» Reading text:
All the color drained out of my face. I threw the watch at the salesman and ran for the door. "Sir, don't you want the watch?" he asked, confused by my behavior.
"Forget the watch," I yelled back. "I've got to get back to Chicago."
Back at my hotel, the message light on my telephone flashed ominously. There were messages from my wife and my brother, repeating what the clerk in the watch store had told me. The stock market had crashed.
My first trip to Europe was cut short. There were seven of us-all businessmen, and I was the youngest at 30-on a 10-day excursion to Europe for rest and a little relaxation. We had left the previous Friday afternoon bound for Italy then Switzerland. I was short 25 Standard &Poor's 500 Stock Index futures (S&P) contracts when I got on a plane from Chicago to New York on Friday afternoon, but had left an order to fill them at the close. By the time I arrived in New York for my trans-Atlantic flight, I had made $250,000 on that trade. I was already up $2 million for the year. It was going to be a great trip.
After a weekend in Italy, we arrived in Zurich. I was staying in the Beau Rivage Hotel, the best of the five-star hotels in Zurich. My mind was admittedly on leisure and not on business when I walked into that watch store. When I left moments later, all I could think about was getting back into the trading pit as fast as I could. On Tuesday morning, I caught a flight to London where I hoped to get the Concorde to New York. To my amazement, the flight was full and I had to go standby-to the tune of $5,000 for a one-way ticket. But even that sky-high price was worth the investment to get me back to the trading pits where, in the wake of the biggest single-day decline in the stock market, opportunity awaited me.
I was so antsy on that three-hour flight to New York that I couldn't even enjoy the fact that I was on the Concorde for the first time. My focus was getting back to that trading pit where, I imagined, the S&Ps would probably rebound after Monday's sharp drop. But there was another pressing issue on my mind-something that only I could handle. I had 1,000 eurodollar call options, giving me the right to be long eurodollars at 94.00, which I had bought for $25,000 about two and a half months before. My reasons for buying the options were twofold: I wanted to become more familiar with options, which were fairly new to me. And, in this instance, the 94 calls would be very valuable should there be a cut in short-term interest rates.

» Information provided:
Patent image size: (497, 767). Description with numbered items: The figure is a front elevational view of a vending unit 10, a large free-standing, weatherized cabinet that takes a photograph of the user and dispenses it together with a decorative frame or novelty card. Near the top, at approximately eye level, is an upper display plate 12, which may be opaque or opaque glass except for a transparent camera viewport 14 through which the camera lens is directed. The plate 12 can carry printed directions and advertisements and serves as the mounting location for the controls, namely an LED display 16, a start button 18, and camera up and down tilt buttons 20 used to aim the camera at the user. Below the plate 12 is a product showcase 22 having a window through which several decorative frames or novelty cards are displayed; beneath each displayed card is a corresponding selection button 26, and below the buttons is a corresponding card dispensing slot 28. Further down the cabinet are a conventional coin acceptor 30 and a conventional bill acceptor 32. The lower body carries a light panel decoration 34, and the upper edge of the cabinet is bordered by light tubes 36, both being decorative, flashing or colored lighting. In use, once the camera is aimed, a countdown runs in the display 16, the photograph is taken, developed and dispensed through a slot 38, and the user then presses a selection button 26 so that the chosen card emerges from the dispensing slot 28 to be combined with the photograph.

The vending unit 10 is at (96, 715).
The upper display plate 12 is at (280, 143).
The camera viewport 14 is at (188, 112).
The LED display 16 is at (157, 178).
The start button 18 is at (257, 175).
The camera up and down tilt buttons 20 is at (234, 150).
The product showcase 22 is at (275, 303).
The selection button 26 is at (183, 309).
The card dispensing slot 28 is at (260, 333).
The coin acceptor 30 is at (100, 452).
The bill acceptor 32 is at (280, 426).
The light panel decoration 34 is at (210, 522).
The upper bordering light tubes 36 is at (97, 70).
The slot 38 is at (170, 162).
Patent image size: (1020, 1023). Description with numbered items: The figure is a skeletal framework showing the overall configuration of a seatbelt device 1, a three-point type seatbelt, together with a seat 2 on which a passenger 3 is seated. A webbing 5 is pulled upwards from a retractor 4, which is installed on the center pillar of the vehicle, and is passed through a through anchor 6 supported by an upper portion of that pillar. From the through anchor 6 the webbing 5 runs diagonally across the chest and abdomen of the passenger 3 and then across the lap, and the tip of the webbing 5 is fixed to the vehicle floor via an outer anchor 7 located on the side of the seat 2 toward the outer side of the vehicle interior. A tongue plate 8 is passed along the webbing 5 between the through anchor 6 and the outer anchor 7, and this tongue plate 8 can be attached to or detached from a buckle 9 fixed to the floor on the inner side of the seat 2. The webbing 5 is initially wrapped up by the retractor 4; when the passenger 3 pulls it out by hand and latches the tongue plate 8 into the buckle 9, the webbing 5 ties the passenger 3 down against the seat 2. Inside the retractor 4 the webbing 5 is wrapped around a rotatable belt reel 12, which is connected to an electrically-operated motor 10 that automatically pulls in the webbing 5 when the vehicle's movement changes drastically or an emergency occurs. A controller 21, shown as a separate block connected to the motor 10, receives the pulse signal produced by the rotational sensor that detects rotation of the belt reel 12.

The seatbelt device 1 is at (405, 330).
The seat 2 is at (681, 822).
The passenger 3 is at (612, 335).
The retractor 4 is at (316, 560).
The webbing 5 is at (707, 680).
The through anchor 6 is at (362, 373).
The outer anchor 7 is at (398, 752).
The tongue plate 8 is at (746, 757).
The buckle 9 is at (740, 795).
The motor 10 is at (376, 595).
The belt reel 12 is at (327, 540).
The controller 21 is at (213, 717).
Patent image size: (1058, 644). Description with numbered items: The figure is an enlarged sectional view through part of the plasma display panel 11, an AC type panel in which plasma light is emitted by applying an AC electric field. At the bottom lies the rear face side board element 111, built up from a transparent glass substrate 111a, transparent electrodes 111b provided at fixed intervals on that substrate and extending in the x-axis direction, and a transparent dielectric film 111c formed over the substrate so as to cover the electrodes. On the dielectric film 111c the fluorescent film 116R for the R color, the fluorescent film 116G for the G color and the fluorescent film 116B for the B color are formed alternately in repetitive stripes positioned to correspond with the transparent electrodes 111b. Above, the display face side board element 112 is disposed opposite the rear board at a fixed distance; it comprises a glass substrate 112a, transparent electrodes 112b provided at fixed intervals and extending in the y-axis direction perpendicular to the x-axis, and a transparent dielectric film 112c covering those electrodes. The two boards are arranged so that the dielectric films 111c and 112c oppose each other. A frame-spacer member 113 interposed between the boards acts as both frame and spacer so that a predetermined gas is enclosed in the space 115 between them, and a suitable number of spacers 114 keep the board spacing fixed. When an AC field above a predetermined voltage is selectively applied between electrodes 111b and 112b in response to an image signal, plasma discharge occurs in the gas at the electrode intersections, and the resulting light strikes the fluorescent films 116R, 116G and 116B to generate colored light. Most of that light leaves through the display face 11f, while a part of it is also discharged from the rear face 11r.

» Task to carry out: Resume the narrative about the trip cut short by the stock market crash, starting right after its final sentence about the 94 calls.

» Response:
As a futures trader, specializing in the Standard &Poor's 500 Stock Index contract at the Chicago Mercantile Exchange, I wanted to learn more about options. The interesting thing about options is that they give the holder the right-but not the obligation-to take a position in the futures market in return from a premium. Options carry a particular exercise, or strike, price. The closer the strike price is to the market, the more valuable the option (and the higher the premium). The farther away the strike price is from the market, the less valuable the option.
There are several diverse and complex strategies to trade futures and options together, and I had begun to dabble in them. The first time was in cattle options. I had the idea that cattle prices were going up, based in part on what I heard from a friend in the wholesale meat business. I decided to buy calls-2,000 of them-for about $25,000, gaining the right to be long cattle futures at 65.00 cents. Just as I had hoped, the market rose steadily until cattle prices were just 0.20 cent away from my strike price. If only I knew then what I know now. I would have sold futures when the market was at 64.80. If I pursued that strategy then, if prices rose, I'd be long cattle at 65 by exercising the call options. If prices fell, I'd be short from 64.80. My only risk was that 20-point differential between the call options and the futures price. That amounted to about a $61,000 investment-the cost of the options and my exposure on the futures trade-which would have been more than offset by the money I could have made on the trade.
Instead, I held onto my options, thinking that my 65 strike price was going to be hit. Then, the U. S. Department of Agriculture came out with a report that indicated a larger supply of cattle than previously estimated. Cattle price went limit down for five days, and my options expired worthless. If only I had sold the futures contracts at 64.80-my estimated profit on that trade would have been a cool $750,000.
The second time I tried an options play was six weeks before I left for Europe. Eurodollars were at 92.00 when I bought those 1,000 calls to be long at 94. But it looked like the scenario I had hoped for-a cut in short-term interest rates-was not going to materialize. When I left Chicago, eurodollars were down to 91.50. Interest rates would have to be reduced by two and a half basis points for my strike price to be hit. That seemed to be a pretty far-fetched proposition. My options were in the cabinet, meaning that although they had not yet expired, they were virtually worthless.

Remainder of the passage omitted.